Selected passage
┄┄┄┄┄┄┄┄┄┄
Correspondent Scott Pelley has an eyewitness account of the stormy encounter L. Paul Bremer III, the U.S. civilian administrator of Iraq, and four members of the Iraqi Governing Council had this week with Saddam Hussein when they sat down with him in his jail cell.
Bremer is among a handful of people to have visited the former Iraqi dictator in captivity. But how could Bremer be so sure he had Saddam and not one of his doubles?
Hours before the world knew about the capture, the American administrator and Lt. Gen. Ricardo Sanchez led four Iraqis to Saddam's cell to verify his identity. They are the only witnesses to see Saddam in captivity and reveal what the fallen dictator had to say.
"He looked to me like a man who had lost hope. You could see it in his eyes, particularly. He was tired, obviously, but beyond that, underneath that, you could see resignation ... He was a defeated man, thank God," says Bremer.
Saddam didn't know who the U.S. civilian administrator was, but he did recognize Dr. Mowaffak Al-Rubaie of the Iraqi Governing Council.
"I said, 'Saddam Hussein, may God curse what have you done to the Iraqi people. How are you going to face God in the here after, in the day of judgment? What are you going to say to God?' He just turned his face to the other side," says Al-Rubaie, who had been imprisoned by Saddam and tortured.
Al-Rubaie was one of the men from the Iraqi Governing Council who was brought to Saddam's jail cell right after he was captured.
"I found him … very defiant, very unrepentant," says Al-Rubaie. "He felt absolutely no remorse towards the crimes he has committed against the Iraqi people. Very unapologetic."
And, the unapologetic Saddam insisted he was still the people's choice.
"He was saying that he was an elected ... people have elected him to rule Iraq," says Al-Rubaie.
"I said, 'There are hundreds of thousands of people out in the streets now, rejoicing and celebrating your capture. Shall we take you and hand you over to these people? They will eat you alive, Saddam Hussein.' He said, 'These are thugs, hooligans, gangsters.'"
The meeting lasted little more than half an hour. But it's likely no one had treated Saddam like that in 35 years.
"I said, 'Why did you kill hundreds of thousands of people in the mass graves?' He turned around and said, 'Did you ask their relatives, what they had done these people? They were thieves, or they escaped from the battlefield,'" says Al-Rubaie.
He also questioned Saddam about the 1988 nerve gas attack on ethnic Kurds in northern Iraq. Saddam, however, told Al-Rubaie that the Iranians had poisoned the people of Halabjah with nerve gas.
At times, according to Al-Rubaie, Saddam was swearing in frustration.
"The 'F words' and the 'B words.' When he gets cornered with a question, and there was no answer, he looked at us, and he looked away and was swearing," says Al-Rubaie. "Physically [Saddam] was fit. But, psychologically he was ruined -- very demoralized, broken, irritable but mentally he was very with it."
The former builder of palaces was being kept in a small building believed to be in Baghdad.
"It's not a jail. He's not in prison. He was not chained, he was not chained to the bed," says Al-Rubaie.
And, the Americans were in the strange position of protecting Saddam from his own people. "I can tell you … he felt much safer with the Americans than us," adds Al-Rubaie.
Bremer says Saddam is being kept in solitary confinement, in a private room in a secure location: "I'm not going to go into details of how he's held. He's held in accordance with international rules and he's well treated."
┄┄┄┄┄┄┄┄┄┄
The tasks
• 1. In the article on Saddam Hussein's jail-cell meeting, how long did the meeting last?
• 2. Reproduce the article on Saddam Hussein's jail-cell meeting from "Bremer is among" to "had to say.".
• 3. Pick up the article on Saddam Hussein's jail-cell meeting after its last sentence and continue it.
┄┄┄┄┄┄┄┄┄┄
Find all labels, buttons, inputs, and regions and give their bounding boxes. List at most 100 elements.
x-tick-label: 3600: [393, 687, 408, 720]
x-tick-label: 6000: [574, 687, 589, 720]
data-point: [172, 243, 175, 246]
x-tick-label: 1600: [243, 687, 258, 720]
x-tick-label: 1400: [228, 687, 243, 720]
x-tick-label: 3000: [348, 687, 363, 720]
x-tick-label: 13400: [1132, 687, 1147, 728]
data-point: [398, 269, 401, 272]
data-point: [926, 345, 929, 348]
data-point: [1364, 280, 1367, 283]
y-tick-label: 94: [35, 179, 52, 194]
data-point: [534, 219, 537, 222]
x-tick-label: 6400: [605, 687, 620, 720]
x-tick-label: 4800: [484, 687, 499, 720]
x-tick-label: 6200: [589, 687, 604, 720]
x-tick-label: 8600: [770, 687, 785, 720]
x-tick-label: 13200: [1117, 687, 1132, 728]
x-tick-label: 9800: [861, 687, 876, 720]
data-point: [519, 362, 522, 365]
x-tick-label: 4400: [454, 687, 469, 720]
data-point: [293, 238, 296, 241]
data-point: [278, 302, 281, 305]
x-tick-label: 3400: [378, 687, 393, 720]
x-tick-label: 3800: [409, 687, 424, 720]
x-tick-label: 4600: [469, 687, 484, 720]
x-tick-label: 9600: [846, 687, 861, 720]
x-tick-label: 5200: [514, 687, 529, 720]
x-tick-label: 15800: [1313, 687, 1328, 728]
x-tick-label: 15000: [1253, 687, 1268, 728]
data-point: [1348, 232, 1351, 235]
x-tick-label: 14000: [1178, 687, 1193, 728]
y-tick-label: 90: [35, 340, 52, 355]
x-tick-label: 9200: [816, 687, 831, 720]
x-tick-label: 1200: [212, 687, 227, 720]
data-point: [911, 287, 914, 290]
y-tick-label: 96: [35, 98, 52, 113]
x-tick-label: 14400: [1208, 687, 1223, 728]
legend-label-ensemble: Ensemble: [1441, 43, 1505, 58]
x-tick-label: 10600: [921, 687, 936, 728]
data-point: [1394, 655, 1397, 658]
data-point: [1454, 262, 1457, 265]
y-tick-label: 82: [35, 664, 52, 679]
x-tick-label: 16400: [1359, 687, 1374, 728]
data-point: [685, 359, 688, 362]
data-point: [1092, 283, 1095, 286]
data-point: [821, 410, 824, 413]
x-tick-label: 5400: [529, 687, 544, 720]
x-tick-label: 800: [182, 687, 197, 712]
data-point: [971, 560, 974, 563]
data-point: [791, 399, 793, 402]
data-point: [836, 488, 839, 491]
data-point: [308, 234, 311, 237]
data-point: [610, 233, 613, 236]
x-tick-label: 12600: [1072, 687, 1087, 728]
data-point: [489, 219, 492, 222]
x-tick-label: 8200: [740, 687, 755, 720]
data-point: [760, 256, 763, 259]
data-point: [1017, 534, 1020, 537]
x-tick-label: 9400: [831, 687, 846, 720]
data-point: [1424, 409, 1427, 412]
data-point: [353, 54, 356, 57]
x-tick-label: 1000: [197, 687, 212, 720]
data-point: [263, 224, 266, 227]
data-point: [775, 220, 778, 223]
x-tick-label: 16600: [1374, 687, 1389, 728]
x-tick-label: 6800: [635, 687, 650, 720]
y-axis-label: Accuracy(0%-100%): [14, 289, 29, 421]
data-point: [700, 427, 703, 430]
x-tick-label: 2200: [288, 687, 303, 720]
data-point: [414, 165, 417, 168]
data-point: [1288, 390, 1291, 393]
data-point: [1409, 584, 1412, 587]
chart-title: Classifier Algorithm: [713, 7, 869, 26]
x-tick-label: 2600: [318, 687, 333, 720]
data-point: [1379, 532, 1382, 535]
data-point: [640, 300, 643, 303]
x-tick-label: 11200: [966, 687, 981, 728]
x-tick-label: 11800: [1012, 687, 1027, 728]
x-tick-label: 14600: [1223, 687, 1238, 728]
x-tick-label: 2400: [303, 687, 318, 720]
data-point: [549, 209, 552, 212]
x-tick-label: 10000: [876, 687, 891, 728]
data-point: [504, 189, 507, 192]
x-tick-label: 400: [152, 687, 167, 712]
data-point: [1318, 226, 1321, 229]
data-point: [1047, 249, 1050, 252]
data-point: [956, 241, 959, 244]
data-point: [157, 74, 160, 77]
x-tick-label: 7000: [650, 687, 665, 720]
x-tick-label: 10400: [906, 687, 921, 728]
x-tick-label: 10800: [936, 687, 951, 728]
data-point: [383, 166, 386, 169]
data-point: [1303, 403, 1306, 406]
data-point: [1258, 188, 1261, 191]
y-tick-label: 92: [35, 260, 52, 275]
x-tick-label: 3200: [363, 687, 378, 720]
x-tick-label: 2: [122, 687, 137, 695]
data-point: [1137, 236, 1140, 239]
┄┄┄┄┄┄┄┄┄┄
Exercise responses
• 1. Little more than half an hour.

• 2.
Bremer is among a handful of people to have visited the former Iraqi dictator in captivity. But how could Bremer be so sure he had Saddam and not one of his doubles?
Hours before the world knew about the capture, the American administrator and Lt. Gen. Ricardo Sanchez led four Iraqis to Saddam's cell to verify his identity. They are the only witnesses to see Saddam in captivity and reveal what the fallen dictator had to say.

• 3.
Is he on suicide watch? "We keep watch over all prisoners under the circumstances, nothing special here," says Bremer.
But there is something special about Saddam's cell in that secure location. One American who has been inside told 60 Minutes that the walls are covered in white tiles. On one wall, there is a poster that shows the faces of the 38 former Iraqi officials who have been killed or captured.
They include the pictures of Saddam's two dead sons, Uday Hussein and Qusai Hussein. On the opposite wall of Saddam's cell hangs a portrait. Saddam Hussein now spends his day looking at a picture of President Bush.
Bremer, however, says the capture of Saddam has helped American intelligence tremendously, especially into the resistance -- but that he wouldn't describe the former Iraqi dictator as cooperative.
"I can just tell you there's plenty coming out and we're taking action on it," he says. "I'm just talking about the intelligence value from having him and the access to the things that were with him. But I wouldn't go into that in detail."
Terrorists tried to kill Bremer the week before Saddam's capture. His armored car was targeted by a bomb and gunfire. No one was hurt. From Saddam's former palace in Baghdad, Bremer told 60 Minutes that security is just one of his problems.
"We're dealing with a country whose infrastructure was devastated, not by the war, but by 35 years of economic and political incompetence," says Bremer.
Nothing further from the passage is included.